**WHAT IS ASKED:** Pick every line with "JSON" from the material below.

**RECORDS PROVIDED:**

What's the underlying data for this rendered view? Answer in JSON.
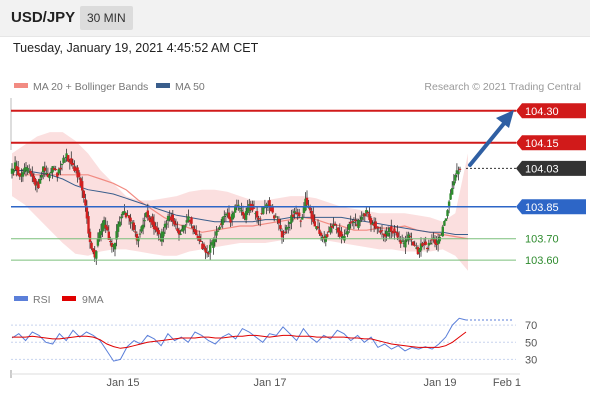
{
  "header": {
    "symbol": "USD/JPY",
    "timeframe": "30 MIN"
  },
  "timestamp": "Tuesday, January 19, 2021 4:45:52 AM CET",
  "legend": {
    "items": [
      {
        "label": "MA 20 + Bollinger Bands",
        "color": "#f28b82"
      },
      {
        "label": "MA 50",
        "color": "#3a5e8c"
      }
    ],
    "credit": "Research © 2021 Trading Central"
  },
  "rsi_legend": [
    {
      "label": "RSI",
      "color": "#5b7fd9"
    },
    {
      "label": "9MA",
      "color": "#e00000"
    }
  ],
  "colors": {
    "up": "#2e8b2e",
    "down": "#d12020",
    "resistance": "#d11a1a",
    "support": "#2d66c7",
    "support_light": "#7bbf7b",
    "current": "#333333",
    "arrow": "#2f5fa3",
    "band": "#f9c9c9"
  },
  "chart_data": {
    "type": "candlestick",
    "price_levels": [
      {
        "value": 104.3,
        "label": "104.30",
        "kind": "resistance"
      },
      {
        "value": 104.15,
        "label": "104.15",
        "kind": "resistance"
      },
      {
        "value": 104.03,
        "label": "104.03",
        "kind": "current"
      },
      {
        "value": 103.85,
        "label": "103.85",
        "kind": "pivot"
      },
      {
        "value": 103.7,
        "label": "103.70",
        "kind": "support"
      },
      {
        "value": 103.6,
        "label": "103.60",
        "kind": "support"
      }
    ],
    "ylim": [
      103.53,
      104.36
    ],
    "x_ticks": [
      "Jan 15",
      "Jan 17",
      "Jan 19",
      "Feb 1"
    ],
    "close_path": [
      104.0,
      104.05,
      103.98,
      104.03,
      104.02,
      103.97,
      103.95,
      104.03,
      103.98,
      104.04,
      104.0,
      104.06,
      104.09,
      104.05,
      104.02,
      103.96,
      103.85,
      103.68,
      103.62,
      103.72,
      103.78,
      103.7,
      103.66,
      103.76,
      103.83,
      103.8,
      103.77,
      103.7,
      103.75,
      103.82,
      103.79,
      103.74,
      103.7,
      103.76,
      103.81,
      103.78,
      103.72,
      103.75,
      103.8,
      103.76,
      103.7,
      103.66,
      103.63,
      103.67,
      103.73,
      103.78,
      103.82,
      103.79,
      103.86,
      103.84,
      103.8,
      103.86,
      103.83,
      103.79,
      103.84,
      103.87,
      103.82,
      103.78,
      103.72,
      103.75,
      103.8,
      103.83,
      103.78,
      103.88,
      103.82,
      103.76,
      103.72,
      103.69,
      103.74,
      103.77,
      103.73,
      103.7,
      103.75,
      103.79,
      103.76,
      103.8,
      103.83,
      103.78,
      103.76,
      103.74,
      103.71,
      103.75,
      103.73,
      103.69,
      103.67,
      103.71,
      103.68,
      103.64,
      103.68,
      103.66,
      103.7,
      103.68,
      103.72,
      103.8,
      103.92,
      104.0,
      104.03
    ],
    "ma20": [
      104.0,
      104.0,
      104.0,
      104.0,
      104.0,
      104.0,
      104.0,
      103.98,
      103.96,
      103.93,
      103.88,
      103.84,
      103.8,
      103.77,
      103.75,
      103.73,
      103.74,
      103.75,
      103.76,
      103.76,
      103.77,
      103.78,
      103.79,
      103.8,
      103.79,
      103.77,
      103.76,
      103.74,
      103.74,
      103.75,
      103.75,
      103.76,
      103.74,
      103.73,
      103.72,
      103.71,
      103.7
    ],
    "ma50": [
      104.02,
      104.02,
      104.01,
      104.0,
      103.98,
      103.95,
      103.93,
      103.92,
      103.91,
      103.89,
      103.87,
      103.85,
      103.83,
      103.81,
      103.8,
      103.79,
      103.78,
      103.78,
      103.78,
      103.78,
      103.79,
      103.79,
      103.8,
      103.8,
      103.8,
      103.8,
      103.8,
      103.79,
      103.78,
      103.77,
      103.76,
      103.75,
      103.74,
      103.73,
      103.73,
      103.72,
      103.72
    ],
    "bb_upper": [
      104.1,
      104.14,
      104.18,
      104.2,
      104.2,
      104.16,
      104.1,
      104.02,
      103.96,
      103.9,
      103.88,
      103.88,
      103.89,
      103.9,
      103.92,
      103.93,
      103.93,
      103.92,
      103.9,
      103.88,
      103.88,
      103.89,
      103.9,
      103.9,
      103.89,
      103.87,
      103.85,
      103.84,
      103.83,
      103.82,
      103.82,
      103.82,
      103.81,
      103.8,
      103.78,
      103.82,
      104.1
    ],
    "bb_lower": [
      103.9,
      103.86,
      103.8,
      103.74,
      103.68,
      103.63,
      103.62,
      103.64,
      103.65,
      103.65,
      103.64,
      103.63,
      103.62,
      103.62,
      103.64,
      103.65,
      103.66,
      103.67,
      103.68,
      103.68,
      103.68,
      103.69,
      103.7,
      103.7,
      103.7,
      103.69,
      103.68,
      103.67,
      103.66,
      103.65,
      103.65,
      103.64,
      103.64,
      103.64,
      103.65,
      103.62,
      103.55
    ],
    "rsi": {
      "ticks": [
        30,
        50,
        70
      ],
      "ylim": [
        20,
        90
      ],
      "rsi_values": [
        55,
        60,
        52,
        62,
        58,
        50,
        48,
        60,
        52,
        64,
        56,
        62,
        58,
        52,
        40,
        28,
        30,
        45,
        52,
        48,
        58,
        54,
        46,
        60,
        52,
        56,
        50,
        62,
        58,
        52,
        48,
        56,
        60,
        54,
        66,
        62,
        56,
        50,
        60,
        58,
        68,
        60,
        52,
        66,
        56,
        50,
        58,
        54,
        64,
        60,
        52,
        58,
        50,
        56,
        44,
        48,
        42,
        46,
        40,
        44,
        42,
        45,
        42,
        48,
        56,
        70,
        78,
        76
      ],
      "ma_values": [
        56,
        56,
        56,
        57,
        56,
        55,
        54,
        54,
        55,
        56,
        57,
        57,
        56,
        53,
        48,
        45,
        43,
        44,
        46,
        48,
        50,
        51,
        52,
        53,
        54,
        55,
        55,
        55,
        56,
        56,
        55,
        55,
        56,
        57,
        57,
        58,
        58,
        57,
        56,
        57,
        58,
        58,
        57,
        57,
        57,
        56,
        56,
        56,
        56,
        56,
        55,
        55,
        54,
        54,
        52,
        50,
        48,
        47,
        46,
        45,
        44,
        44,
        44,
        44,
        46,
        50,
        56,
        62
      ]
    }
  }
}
* * *
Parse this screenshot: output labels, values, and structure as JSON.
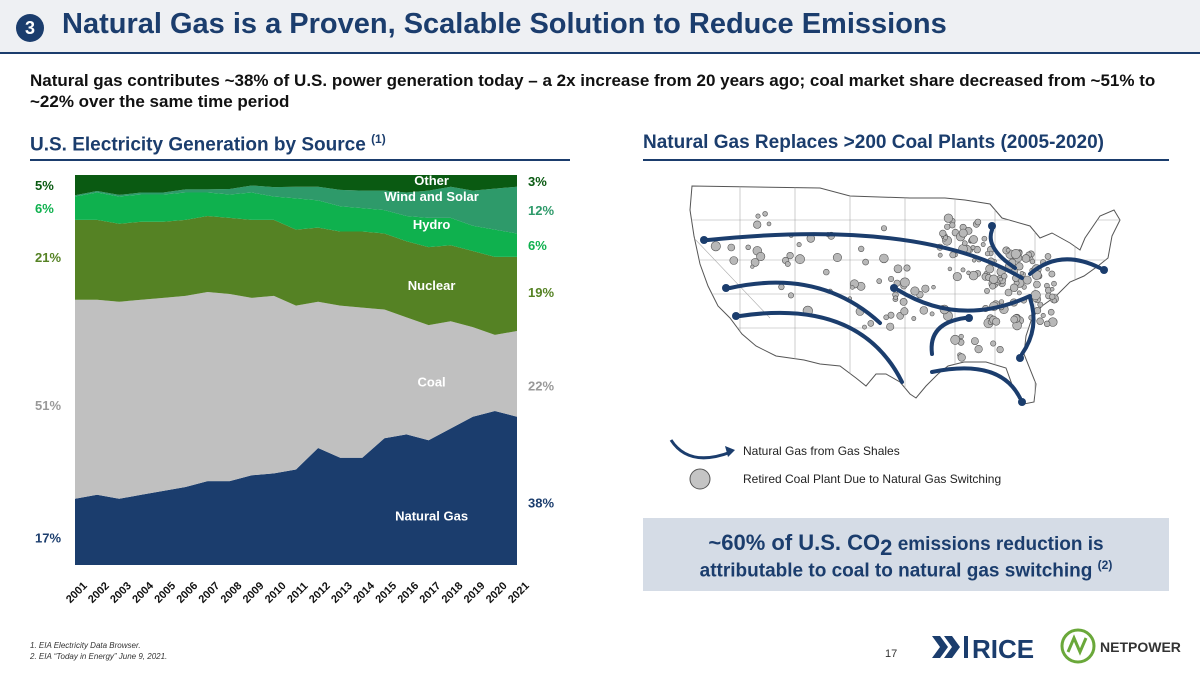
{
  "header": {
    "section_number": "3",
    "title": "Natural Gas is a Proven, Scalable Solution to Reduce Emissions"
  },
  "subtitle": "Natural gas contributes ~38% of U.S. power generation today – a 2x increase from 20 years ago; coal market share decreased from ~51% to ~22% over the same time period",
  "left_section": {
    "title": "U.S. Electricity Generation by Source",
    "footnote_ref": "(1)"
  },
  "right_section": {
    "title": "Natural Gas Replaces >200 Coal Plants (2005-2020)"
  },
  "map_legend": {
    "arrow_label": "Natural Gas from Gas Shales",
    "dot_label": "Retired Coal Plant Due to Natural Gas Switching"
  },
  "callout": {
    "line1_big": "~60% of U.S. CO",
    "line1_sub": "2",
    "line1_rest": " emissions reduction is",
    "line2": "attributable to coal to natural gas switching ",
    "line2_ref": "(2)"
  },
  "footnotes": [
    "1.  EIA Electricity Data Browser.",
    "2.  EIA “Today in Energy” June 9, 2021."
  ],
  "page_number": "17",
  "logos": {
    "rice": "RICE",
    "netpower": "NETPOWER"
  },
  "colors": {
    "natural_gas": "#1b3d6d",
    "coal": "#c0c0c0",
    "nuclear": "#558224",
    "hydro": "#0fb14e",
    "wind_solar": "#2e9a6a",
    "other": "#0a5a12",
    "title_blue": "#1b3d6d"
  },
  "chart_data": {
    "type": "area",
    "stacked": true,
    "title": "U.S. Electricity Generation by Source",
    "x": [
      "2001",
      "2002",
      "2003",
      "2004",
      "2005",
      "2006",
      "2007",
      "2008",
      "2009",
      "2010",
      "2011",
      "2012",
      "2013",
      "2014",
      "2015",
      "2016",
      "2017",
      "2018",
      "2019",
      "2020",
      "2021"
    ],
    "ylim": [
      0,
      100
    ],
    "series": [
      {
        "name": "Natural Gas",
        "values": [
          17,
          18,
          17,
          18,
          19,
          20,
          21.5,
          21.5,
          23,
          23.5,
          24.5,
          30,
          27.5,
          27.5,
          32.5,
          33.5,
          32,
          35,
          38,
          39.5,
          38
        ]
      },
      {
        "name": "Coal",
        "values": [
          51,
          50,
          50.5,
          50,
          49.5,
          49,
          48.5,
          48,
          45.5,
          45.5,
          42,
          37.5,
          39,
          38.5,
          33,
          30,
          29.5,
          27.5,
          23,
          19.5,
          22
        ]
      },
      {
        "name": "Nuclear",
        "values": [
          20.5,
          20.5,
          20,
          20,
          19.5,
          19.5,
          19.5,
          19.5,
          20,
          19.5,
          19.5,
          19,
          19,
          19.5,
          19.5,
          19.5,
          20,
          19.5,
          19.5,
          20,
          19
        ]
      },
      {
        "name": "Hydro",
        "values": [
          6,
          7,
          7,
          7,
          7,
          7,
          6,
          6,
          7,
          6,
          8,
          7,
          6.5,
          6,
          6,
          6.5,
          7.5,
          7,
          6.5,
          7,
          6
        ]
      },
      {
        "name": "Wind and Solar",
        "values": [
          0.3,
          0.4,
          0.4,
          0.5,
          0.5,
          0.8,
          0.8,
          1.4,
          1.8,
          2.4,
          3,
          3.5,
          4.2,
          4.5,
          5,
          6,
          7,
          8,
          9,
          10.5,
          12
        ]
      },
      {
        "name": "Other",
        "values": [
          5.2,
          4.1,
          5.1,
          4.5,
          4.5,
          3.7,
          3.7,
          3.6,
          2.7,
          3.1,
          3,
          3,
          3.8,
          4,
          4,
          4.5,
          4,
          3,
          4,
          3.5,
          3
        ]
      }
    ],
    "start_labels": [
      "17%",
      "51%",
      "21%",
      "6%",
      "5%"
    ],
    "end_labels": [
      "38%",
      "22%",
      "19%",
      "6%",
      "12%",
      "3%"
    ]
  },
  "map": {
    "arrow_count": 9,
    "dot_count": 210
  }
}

**RESPONSE BELOW:**
What's the underlying data for this rendered view? Answer in JSON.
Parse this screenshot: output labels, values, and structure as JSON.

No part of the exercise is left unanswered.